■ Problems and tasks ■
1. In the Crysalys review, what makes the keyboards' dominance over the guitars unforgivable to the reviewer? Answer in one to three sentences.
2. Pick up the Crysalys review after its last sentence and keep writing in the same voice.

■ Source excerpt ■

☆ ☆ ☆

Well, with the awful vocals out of the way, let's discuss the music. As you might expect, the keyboards dominate the music, leaving the guitars without a great deal to do. This would be forgivable, if the keyboards didn't sound like a MIDI from the mid-90's. They're so flat and gratingly synthetic that it's hard on the ear. If the likes of… well, basically every other symphonic metal band can make their synthesized orchestras sound natural and appealing, why can't Crysalys? And it's not even like they're playing decent musical lines that have the life sapped out on them by their overt synthetic nature. Despite being so prominent, the keys never do anything of interest, just a connection of generic soaring strings and horns. There's also a few electronic elements injected into the music, with poppy synths showing up in most tracks but thankfully never completely taking over. The synths aren't terrible, I suppose, but they're also utterly stock, and when they do get a part to themselves, as in parts of "The Awakening of Gaia" and the opening sections of "By Stars Revealed" and "Time for Vultures", they're always playing the stiffest, dorkiest electro lines possible. Wow, way to make the most of your time in the sun, chump.

But for all the keyboard work's faults, at least it takes attention away from the guitars. When I said the guitars didn't have a great deal to do, that was an understatement. The guitarist does nothing interesting, recycling the same collection of blocky stop-start metalcore chugs and disgustingly basic power chord riffing. It's so bland he might as well not be there. There's barely any soloing to be found here, and when it does happen, as in "Scarlet Crusade" and "Lilium", it's a limp backwash of upper-string noodling that does nothing for the songs. There's barely even any melodic leads. Just these soggy hunks of nothingness. And then there's that FUCKING TONE. The guitar tone is one of the worst I've heard on any mainstream metal album, a blurry blast of downtuned nu-metal fuzz. It sounds weak and toothless, but it's been turned up in the mix, spreading its putrid essence into every corner of the music. And the worst part is, it sounds so flat and sour it might as well be out of tune half the time. It sounds like the guitarist realized his guitar was out of tune just before they started recording, and turned the distortion up to try and hide it. Sorry, dude, you're not fooling anybody. As for the rhythm section… what rhythm section? Nothing interesting to be found here. The drummer's probably falling asleep at his (ProTooled to death) kit, pounding out an array of generic mid-to-fast-paced beats on his overly loud and clicky bass drums, splashy cymbals and boxy gated snare. The drum tone is irritating, but what he's playing isn't awful. Apparently, Crysalys also have a bassist, but you'd be hard-pressed to tell. He pops up for parts of "When Sirens Sing" and the intro of "My Will Be Done", plunking away aimlessly on his $200 Squier bass, then gets shoved back in his box.

☆ ☆ ☆

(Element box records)

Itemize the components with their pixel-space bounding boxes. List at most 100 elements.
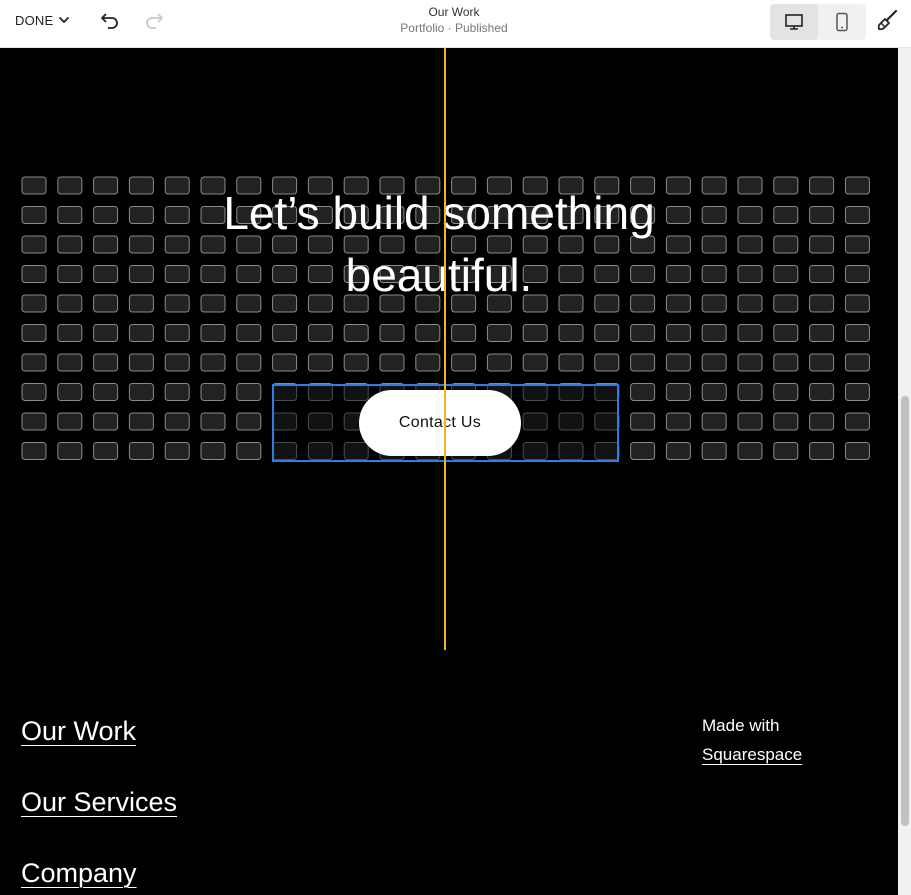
grid-cell [128,442,154,460]
grid-cell [844,176,870,195]
grid-cell [164,324,190,342]
mobile-view-button[interactable] [818,4,866,40]
grid-cell [737,383,763,401]
grid-cell [773,383,799,401]
grid-cell [21,206,47,224]
grid-cell [93,353,119,372]
mobile-icon [836,12,848,32]
grid-cell [21,294,47,313]
grid-cell [809,206,835,224]
chevron-down-icon [59,16,70,24]
grid-cell [451,324,477,342]
done-button[interactable]: DONE [15,11,70,29]
grid-cell [844,206,870,224]
grid-cell [21,412,47,431]
grid-cell [630,442,656,460]
footer-link-company[interactable]: Company [21,858,137,889]
grid-cell [57,206,83,224]
grid-cell [665,412,691,431]
squarespace-link[interactable]: Squarespace [702,745,802,765]
grid-cell [773,442,799,460]
grid-cell [415,324,441,342]
grid-cell [21,442,47,460]
grid-cell [665,383,691,401]
grid-cell [809,294,835,313]
grid-cell [236,353,262,372]
footer-link-our-services[interactable]: Our Services [21,787,177,818]
grid-cell [486,353,512,372]
paintbrush-icon[interactable] [876,8,900,32]
scrollbar-thumb[interactable] [901,396,909,826]
grid-cell [809,383,835,401]
grid-cell [164,442,190,460]
grid-cell [164,383,190,401]
grid-cell [21,176,47,195]
grid-cell [57,383,83,401]
grid-cell [737,265,763,283]
grid-cell [844,412,870,431]
grid-cell [737,324,763,342]
undo-icon[interactable] [99,9,121,31]
grid-cell [844,294,870,313]
grid-cell [272,353,298,372]
grid-cell [665,442,691,460]
device-toggle [770,4,866,40]
grid-cell [773,294,799,313]
scrollbar[interactable] [898,48,911,895]
grid-cell [522,324,548,342]
grid-cell [21,383,47,401]
grid-cell [379,324,405,342]
desktop-view-button[interactable] [770,4,818,40]
grid-cell [200,442,226,460]
desktop-icon [785,14,803,30]
grid-cell [200,353,226,372]
grid-cell [21,324,47,342]
grid-cell [630,324,656,342]
grid-cell [809,235,835,254]
grid-cell [809,353,835,372]
grid-cell [737,176,763,195]
center-guide-line [444,48,446,650]
grid-cell [236,383,262,401]
grid-cell [558,353,584,372]
grid-cell [594,353,620,372]
grid-cell [701,412,727,431]
grid-cell [737,412,763,431]
footer-link-our-work[interactable]: Our Work [21,716,136,747]
grid-cell [773,176,799,195]
grid-cell [164,353,190,372]
grid-cell [844,265,870,283]
grid-cell [21,265,47,283]
grid-cell [93,294,119,313]
grid-cell [773,324,799,342]
grid-cell [128,412,154,431]
made-with-text: Made with [702,716,780,735]
grid-cell [737,206,763,224]
grid-cell [128,353,154,372]
grid-cell [57,353,83,372]
grid-cell [21,235,47,254]
grid-cell [57,324,83,342]
hero-headline-line-2: beautiful. [345,249,533,301]
grid-cell [200,324,226,342]
grid-cell [307,324,333,342]
grid-cell [272,324,298,342]
grid-cell [773,206,799,224]
grid-cell [57,176,83,195]
grid-cell [773,265,799,283]
grid-cell [343,324,369,342]
grid-cell [809,412,835,431]
grid-cell [128,324,154,342]
grid-cell [200,412,226,431]
grid-cell [451,353,477,372]
grid-cell [93,324,119,342]
grid-cell [128,383,154,401]
editor-toolbar: DONE Our Work Portfolio · Published [0,0,911,48]
grid-cell [93,265,119,283]
grid-cell [737,235,763,254]
grid-cell [665,324,691,342]
grid-cell [558,324,584,342]
grid-cell [630,383,656,401]
grid-cell [21,353,47,372]
contact-us-button[interactable]: Contact Us [359,390,521,456]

☆ ☆ ☆

■ Answers to the exercises ■
1. The keyboards sound like a MIDI from the mid-90s. They are so flat and gratingly synthetic that they are hard on the ear.

2.
All of this would merely amount to bad music, not utterly terrible music, if not for one fatal flaw that fucks the whole album over. You see, for all that they're peddling a combination of two commercially potent genres of metal, all polished for mainstream accessibility, Crysalys cannot write a decent hook or a vaguely memorable melody to save their lives. Granted, part of that is to do with Chiara's voice, which takes the vocal lines and completely shreds them into pieces like a dog ripping the stuffing out of its toy, but it's mostly in the songwriting. Instead of sticking to verse-chorus structures, Crysalys attempt something more progressive. Give 'em some credit for that, at least, but take all that credit away once you realize that they don't seem to know what "progressive" means. Here's a hint: it doesn't mean tuneless. Every song is a complete mess with no direction, bouncing between sections of music, none of which will remain in your head when they are done. As soon as I turned this wretched pile of crap off, I honestly could not remember one single vocal melody or riff, except by the level of irritation they induced in me.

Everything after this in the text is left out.